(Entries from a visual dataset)
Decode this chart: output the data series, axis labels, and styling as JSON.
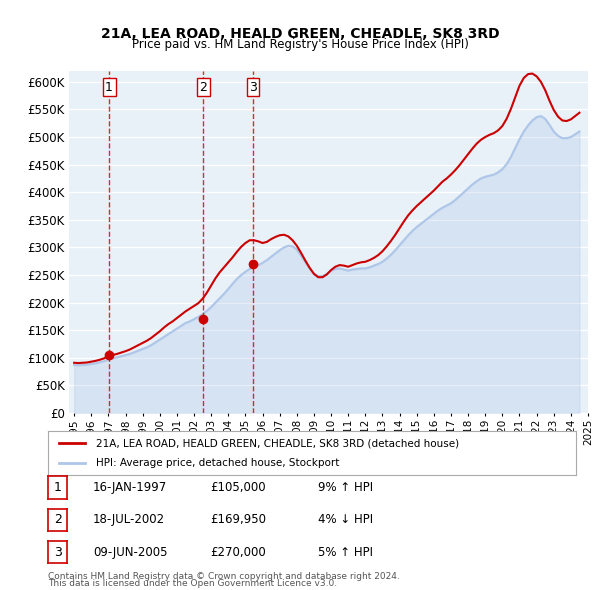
{
  "title": "21A, LEA ROAD, HEALD GREEN, CHEADLE, SK8 3RD",
  "subtitle": "Price paid vs. HM Land Registry's House Price Index (HPI)",
  "hpi_color": "#aec6e8",
  "property_color": "#cc0000",
  "background_color": "#e8f0f8",
  "plot_background": "#f0f4fa",
  "ylim": [
    0,
    620000
  ],
  "yticks": [
    0,
    50000,
    100000,
    150000,
    200000,
    250000,
    300000,
    350000,
    400000,
    450000,
    500000,
    550000,
    600000
  ],
  "sales": [
    {
      "num": 1,
      "date": "16-JAN-1997",
      "price": 105000,
      "pct": "9%",
      "dir": "↑",
      "year": 1997.04
    },
    {
      "num": 2,
      "date": "18-JUL-2002",
      "price": 169950,
      "pct": "4%",
      "dir": "↓",
      "year": 2002.54
    },
    {
      "num": 3,
      "date": "09-JUN-2005",
      "price": 270000,
      "pct": "5%",
      "dir": "↑",
      "year": 2005.44
    }
  ],
  "legend_property": "21A, LEA ROAD, HEALD GREEN, CHEADLE, SK8 3RD (detached house)",
  "legend_hpi": "HPI: Average price, detached house, Stockport",
  "footer1": "Contains HM Land Registry data © Crown copyright and database right 2024.",
  "footer2": "This data is licensed under the Open Government Licence v3.0.",
  "hpi_years": [
    1995.0,
    1995.25,
    1995.5,
    1995.75,
    1996.0,
    1996.25,
    1996.5,
    1996.75,
    1997.0,
    1997.25,
    1997.5,
    1997.75,
    1998.0,
    1998.25,
    1998.5,
    1998.75,
    1999.0,
    1999.25,
    1999.5,
    1999.75,
    2000.0,
    2000.25,
    2000.5,
    2000.75,
    2001.0,
    2001.25,
    2001.5,
    2001.75,
    2002.0,
    2002.25,
    2002.5,
    2002.75,
    2003.0,
    2003.25,
    2003.5,
    2003.75,
    2004.0,
    2004.25,
    2004.5,
    2004.75,
    2005.0,
    2005.25,
    2005.5,
    2005.75,
    2006.0,
    2006.25,
    2006.5,
    2006.75,
    2007.0,
    2007.25,
    2007.5,
    2007.75,
    2008.0,
    2008.25,
    2008.5,
    2008.75,
    2009.0,
    2009.25,
    2009.5,
    2009.75,
    2010.0,
    2010.25,
    2010.5,
    2010.75,
    2011.0,
    2011.25,
    2011.5,
    2011.75,
    2012.0,
    2012.25,
    2012.5,
    2012.75,
    2013.0,
    2013.25,
    2013.5,
    2013.75,
    2014.0,
    2014.25,
    2014.5,
    2014.75,
    2015.0,
    2015.25,
    2015.5,
    2015.75,
    2016.0,
    2016.25,
    2016.5,
    2016.75,
    2017.0,
    2017.25,
    2017.5,
    2017.75,
    2018.0,
    2018.25,
    2018.5,
    2018.75,
    2019.0,
    2019.25,
    2019.5,
    2019.75,
    2020.0,
    2020.25,
    2020.5,
    2020.75,
    2021.0,
    2021.25,
    2021.5,
    2021.75,
    2022.0,
    2022.25,
    2022.5,
    2022.75,
    2023.0,
    2023.25,
    2023.5,
    2023.75,
    2024.0,
    2024.25,
    2024.5
  ],
  "hpi_values": [
    87000,
    86500,
    87000,
    87500,
    89000,
    90000,
    92000,
    94000,
    97000,
    99000,
    101000,
    103000,
    105000,
    107000,
    110000,
    113000,
    116000,
    119000,
    123000,
    128000,
    133000,
    138000,
    143000,
    148000,
    153000,
    158000,
    163000,
    166000,
    170000,
    174000,
    179000,
    185000,
    192000,
    200000,
    208000,
    216000,
    225000,
    234000,
    243000,
    250000,
    256000,
    261000,
    265000,
    268000,
    272000,
    277000,
    283000,
    289000,
    295000,
    300000,
    303000,
    302000,
    296000,
    285000,
    273000,
    262000,
    253000,
    248000,
    248000,
    252000,
    258000,
    261000,
    262000,
    260000,
    258000,
    260000,
    261000,
    262000,
    262000,
    264000,
    267000,
    270000,
    274000,
    280000,
    287000,
    295000,
    304000,
    313000,
    322000,
    330000,
    337000,
    343000,
    349000,
    355000,
    361000,
    367000,
    372000,
    376000,
    380000,
    386000,
    393000,
    400000,
    407000,
    414000,
    420000,
    425000,
    428000,
    430000,
    432000,
    436000,
    442000,
    451000,
    464000,
    480000,
    496000,
    510000,
    521000,
    530000,
    536000,
    538000,
    533000,
    522000,
    510000,
    502000,
    498000,
    498000,
    500000,
    505000,
    510000
  ],
  "prop_years": [
    1995.0,
    1995.25,
    1995.5,
    1995.75,
    1996.0,
    1996.25,
    1996.5,
    1996.75,
    1997.0,
    1997.25,
    1997.5,
    1997.75,
    1998.0,
    1998.25,
    1998.5,
    1998.75,
    1999.0,
    1999.25,
    1999.5,
    1999.75,
    2000.0,
    2000.25,
    2000.5,
    2000.75,
    2001.0,
    2001.25,
    2001.5,
    2001.75,
    2002.0,
    2002.25,
    2002.5,
    2002.75,
    2003.0,
    2003.25,
    2003.5,
    2003.75,
    2004.0,
    2004.25,
    2004.5,
    2004.75,
    2005.0,
    2005.25,
    2005.5,
    2005.75,
    2006.0,
    2006.25,
    2006.5,
    2006.75,
    2007.0,
    2007.25,
    2007.5,
    2007.75,
    2008.0,
    2008.25,
    2008.5,
    2008.75,
    2009.0,
    2009.25,
    2009.5,
    2009.75,
    2010.0,
    2010.25,
    2010.5,
    2010.75,
    2011.0,
    2011.25,
    2011.5,
    2011.75,
    2012.0,
    2012.25,
    2012.5,
    2012.75,
    2013.0,
    2013.25,
    2013.5,
    2013.75,
    2014.0,
    2014.25,
    2014.5,
    2014.75,
    2015.0,
    2015.25,
    2015.5,
    2015.75,
    2016.0,
    2016.25,
    2016.5,
    2016.75,
    2017.0,
    2017.25,
    2017.5,
    2017.75,
    2018.0,
    2018.25,
    2018.5,
    2018.75,
    2019.0,
    2019.25,
    2019.5,
    2019.75,
    2020.0,
    2020.25,
    2020.5,
    2020.75,
    2021.0,
    2021.25,
    2021.5,
    2021.75,
    2022.0,
    2022.25,
    2022.5,
    2022.75,
    2023.0,
    2023.25,
    2023.5,
    2023.75,
    2024.0,
    2024.25,
    2024.5
  ],
  "prop_values": [
    91000,
    90500,
    91000,
    91500,
    93000,
    94500,
    96500,
    99000,
    103000,
    105000,
    107000,
    109500,
    112000,
    115000,
    119000,
    123000,
    127000,
    131000,
    136000,
    142000,
    148000,
    155000,
    161000,
    166000,
    172000,
    178000,
    184000,
    189000,
    194000,
    199000,
    207000,
    218000,
    231000,
    244000,
    255000,
    264000,
    273000,
    282000,
    292000,
    301000,
    308000,
    313000,
    313000,
    311000,
    308000,
    310000,
    315000,
    319000,
    322000,
    323000,
    320000,
    313000,
    303000,
    290000,
    276000,
    263000,
    252000,
    246000,
    246000,
    251000,
    259000,
    265000,
    268000,
    267000,
    265000,
    268000,
    271000,
    273000,
    274000,
    277000,
    281000,
    286000,
    293000,
    302000,
    312000,
    323000,
    335000,
    347000,
    358000,
    367000,
    375000,
    382000,
    389000,
    396000,
    403000,
    411000,
    419000,
    425000,
    432000,
    440000,
    449000,
    459000,
    469000,
    479000,
    488000,
    495000,
    500000,
    504000,
    507000,
    512000,
    520000,
    533000,
    551000,
    572000,
    593000,
    607000,
    614000,
    615000,
    610000,
    600000,
    585000,
    566000,
    549000,
    537000,
    530000,
    529000,
    532000,
    538000,
    544000
  ]
}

- **What you need to do**
Track down every line holding the string "HEALD" and copy it.

- **Reply**
  "title": "21A, LEA ROAD, HEALD GREEN, CHEADLE, SK8 3RD",
  "legend_property": "21A, LEA ROAD, HEALD GREEN, CHEADLE, SK8 3RD (detached house)",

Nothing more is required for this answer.